What is being asked:
Format every line of the records below as a JSON list of strings, one string per line, with blank lines left out. Omit the pictures from your answer.

Records:
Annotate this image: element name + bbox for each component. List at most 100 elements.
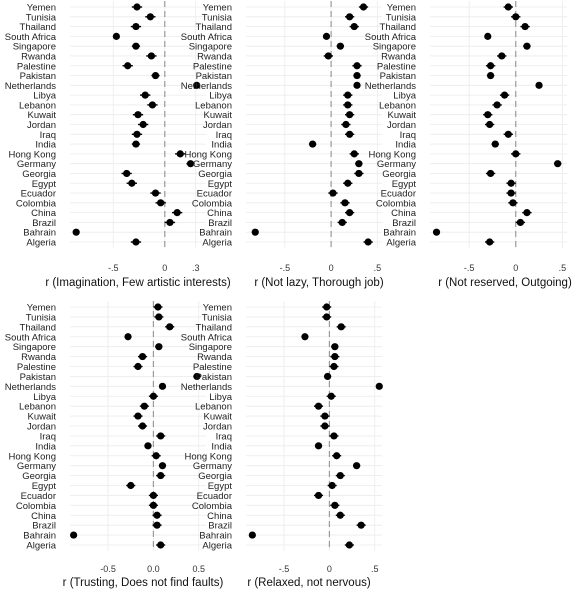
data-point (132, 238, 140, 246)
country-label: India (35, 441, 56, 452)
country-label: Iraq (216, 130, 232, 141)
x-axis-label: r (Not reserved, Outgoing) (438, 277, 572, 289)
country-label: Georgia (198, 169, 233, 180)
country-label: Netherlands (5, 81, 56, 92)
data-point (330, 432, 338, 440)
x-tick-label: -.5 (464, 263, 475, 273)
data-point (342, 120, 350, 129)
data-point (149, 392, 158, 400)
data-point (157, 471, 165, 480)
x-tick-label: 0 (327, 564, 332, 574)
country-label: Lebanon (379, 100, 416, 111)
data-point (329, 189, 337, 197)
data-point (323, 303, 331, 311)
country-label: Brazil (392, 218, 416, 229)
x-tick-label: 0 (329, 263, 334, 273)
data-point (176, 150, 184, 158)
country-label: Brazil (32, 218, 56, 229)
country-label: Egypt (392, 179, 417, 190)
data-point (364, 238, 372, 246)
data-point (322, 32, 331, 40)
country-label: Libya (393, 91, 416, 102)
data-point (157, 199, 165, 207)
data-point (350, 22, 358, 31)
country-label: Colombia (16, 501, 57, 512)
data-point (344, 179, 352, 187)
x-tick-label: 0.5 (192, 564, 205, 574)
data-point (134, 362, 142, 371)
data-point (554, 160, 562, 168)
data-point (486, 238, 494, 246)
data-point (248, 531, 256, 539)
country-label: Colombia (192, 198, 233, 209)
data-point (134, 111, 142, 119)
country-label: Singapore (189, 42, 232, 53)
country-label: Brazil (208, 521, 232, 532)
country-label: Thailand (196, 322, 232, 333)
country-label: China (31, 511, 57, 522)
country-label: Hong Kong (184, 149, 232, 160)
data-point (309, 140, 317, 148)
data-point (321, 412, 329, 420)
data-point (327, 392, 335, 400)
x-axis-label: r (Trusting, Does not find faults) (63, 577, 224, 589)
country-label: Singapore (13, 342, 56, 353)
country-label: Jordan (27, 422, 56, 433)
data-point (484, 32, 492, 40)
country-label: Lebanon (19, 100, 56, 111)
data-point (328, 481, 336, 490)
data-point (127, 481, 135, 490)
country-label: Libya (33, 392, 56, 403)
x-axis-label: r (Imagination, Few artistic interests) (45, 277, 231, 289)
country-label: Thailand (380, 22, 416, 33)
country-label: Yemen (27, 3, 56, 14)
country-label: Palestine (193, 362, 232, 373)
data-point (330, 362, 338, 371)
country-label: Algeria (26, 541, 56, 552)
country-label: Yemen (203, 303, 232, 314)
data-point (331, 343, 339, 351)
country-label: Kuwait (203, 412, 232, 423)
data-point (331, 501, 339, 509)
data-point (336, 511, 344, 519)
data-point (133, 3, 141, 11)
data-point (333, 452, 341, 460)
data-point (486, 62, 495, 70)
data-point (148, 101, 157, 109)
data-point (357, 521, 365, 529)
data-point (134, 412, 142, 420)
country-label: Thailand (196, 22, 232, 33)
country-label: Lebanon (19, 402, 56, 413)
country-label: Iraq (40, 431, 56, 442)
country-label: Netherlands (181, 382, 232, 393)
country-label: Iraq (40, 130, 56, 141)
country-label: Brazil (208, 218, 232, 229)
data-point (157, 541, 165, 549)
data-point (491, 140, 499, 148)
country-label: India (211, 140, 232, 151)
data-point (504, 3, 512, 11)
data-point (173, 209, 181, 217)
data-point (504, 130, 512, 138)
country-label: Ecuador (381, 189, 416, 200)
data-point (344, 101, 352, 109)
data-point (346, 130, 354, 138)
data-point (314, 442, 323, 450)
data-point (484, 111, 492, 119)
data-point (516, 218, 525, 227)
country-label: China (207, 208, 233, 219)
data-point (154, 303, 162, 311)
country-label: Ecuador (21, 491, 56, 502)
data-point (139, 120, 147, 129)
country-label: Yemen (387, 3, 416, 14)
data-point (350, 150, 358, 158)
data-point (132, 22, 140, 31)
country-label: Jordan (387, 120, 416, 131)
country-label: Pakistan (20, 71, 56, 82)
country-label: Pakistan (196, 71, 232, 82)
country-label: Thailand (20, 322, 56, 333)
country-label: China (391, 208, 417, 219)
country-label: Yemen (27, 303, 56, 314)
country-label: Yemen (203, 3, 232, 14)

Solution:
[
  "Annotate this image: element name + bbox for each component. List at most 100 elements.",
  "data-point (132, 238, 140, 246)",
  "country-label: India (35, 441, 56, 452)",
  "country-label: Iraq (216, 130, 232, 141)",
  "x-axis-label: r (Not reserved, Outgoing) (438, 277, 572, 289)",
  "country-label: Georgia (198, 169, 233, 180)",
  "country-label: Netherlands (5, 81, 56, 92)",
  "data-point (330, 432, 338, 440)",
  "x-tick-label: -.5 (464, 263, 475, 273)",
  "data-point (342, 120, 350, 129)",
  "data-point (149, 392, 158, 400)",
  "data-point (157, 471, 165, 480)",
  "x-tick-label: 0 (327, 564, 332, 574)",
  "country-label: Lebanon (379, 100, 416, 111)",
  "data-point (329, 189, 337, 197)",
  "data-point (323, 303, 331, 311)",
  "country-label: Brazil (392, 218, 416, 229)",
  "x-tick-label: 0 (329, 263, 334, 273)",
  "data-point (176, 150, 184, 158)",
  "country-label: Brazil (32, 218, 56, 229)",
  "country-label: Egypt (392, 179, 417, 190)",
  "data-point (364, 238, 372, 246)",
  "data-point (322, 32, 331, 40)",
  "country-label: Libya (393, 91, 416, 102)",
  "data-point (157, 199, 165, 207)",
  "data-point (350, 22, 358, 31)",
  "country-label: Colombia (16, 501, 57, 512)",
  "data-point (344, 179, 352, 187)",
  "x-tick-label: 0.5 (192, 564, 205, 574)",
  "data-point (134, 362, 142, 371)",
  "data-point (554, 160, 562, 168)",
  "data-point (486, 238, 494, 246)",
  "data-point (248, 531, 256, 539)",
  "country-label: Colombia (192, 198, 233, 209)",
  "data-point (134, 111, 142, 119)",
  "country-label: Singapore (189, 42, 232, 53)",
  "country-label: Brazil (208, 521, 232, 532)",
  "country-label: Thailand (196, 322, 232, 333)",
  "country-label: China (31, 511, 57, 522)",
  "country-label: Hong Kong (184, 149, 232, 160)",
  "data-point (309, 140, 317, 148)",
  "data-point (321, 412, 329, 420)",
  "data-point (327, 392, 335, 400)",
  "x-axis-label: r (Trusting, Does not find faults) (63, 577, 224, 589)",
  "country-label: Singapore (13, 342, 56, 353)",
  "country-label: Jordan (27, 422, 56, 433)",
  "data-point (484, 32, 492, 40)",
  "country-label: Lebanon (19, 100, 56, 111)",
  "data-point (328, 481, 336, 490)",
  "data-point (127, 481, 135, 490)",
  "country-label: Libya (33, 392, 56, 403)",
  "x-axis-label: r (Imagination, Few artistic interests) (45, 277, 231, 289)",
  "country-label: Thailand (380, 22, 416, 33)",
  "country-label: Yemen (27, 3, 56, 14)",
  "country-label: Palestine (193, 362, 232, 373)",
  "data-point (330, 362, 338, 371)",
  "country-label: Algeria (26, 541, 56, 552)",
  "country-label: Yemen (203, 303, 232, 314)",
  "data-point (331, 343, 339, 351)",
  "country-label: Kuwait (203, 412, 232, 423)",
  "data-point (331, 501, 339, 509)",
  "data-point (336, 511, 344, 519)",
  "data-point (133, 3, 141, 11)",
  "data-point (333, 452, 341, 460)",
  "data-point (486, 62, 495, 70)",
  "data-point (148, 101, 157, 109)",
  "data-point (357, 521, 365, 529)",
  "data-point (134, 412, 142, 420)",
  "country-label: Thailand (196, 22, 232, 33)",
  "country-label: Lebanon (19, 402, 56, 413)",
  "country-label: Iraq (40, 431, 56, 442)",
  "country-label: Netherlands (181, 382, 232, 393)",
  "country-label: Iraq (40, 130, 56, 141)",
  "country-label: Brazil (208, 218, 232, 229)",
  "data-point (157, 541, 165, 549)",
  "data-point (491, 140, 499, 148)",
  "country-label: India (211, 140, 232, 151)",
  "data-point (504, 3, 512, 11)",
  "data-point (173, 209, 181, 217)",
  "data-point (504, 130, 512, 138)",
  "country-label: Ecuador (381, 189, 416, 200)",
  "data-point (344, 101, 352, 109)",
  "data-point (346, 130, 354, 138)",
  "data-point (314, 442, 323, 450)",
  "data-point (484, 111, 492, 119)",
  "data-point (516, 218, 525, 227)",
  "country-label: China (207, 208, 233, 219)",
  "data-point (154, 303, 162, 311)",
  "country-label: Ecuador (21, 491, 56, 502)",
  "data-point (139, 120, 147, 129)",
  "country-label: Yemen (387, 3, 416, 14)",
  "data-point (350, 150, 358, 158)",
  "data-point (132, 22, 140, 31)",
  "country-label: Jordan (387, 120, 416, 131)",
  "country-label: Pakistan (20, 71, 56, 82)",
  "country-label: Pakistan (196, 71, 232, 82)",
  "country-label: Thailand (20, 322, 56, 333)",
  "country-label: China (391, 208, 417, 219)",
  "country-label: Yemen (27, 303, 56, 314)",
  "country-label: Yemen (203, 3, 232, 14)"
]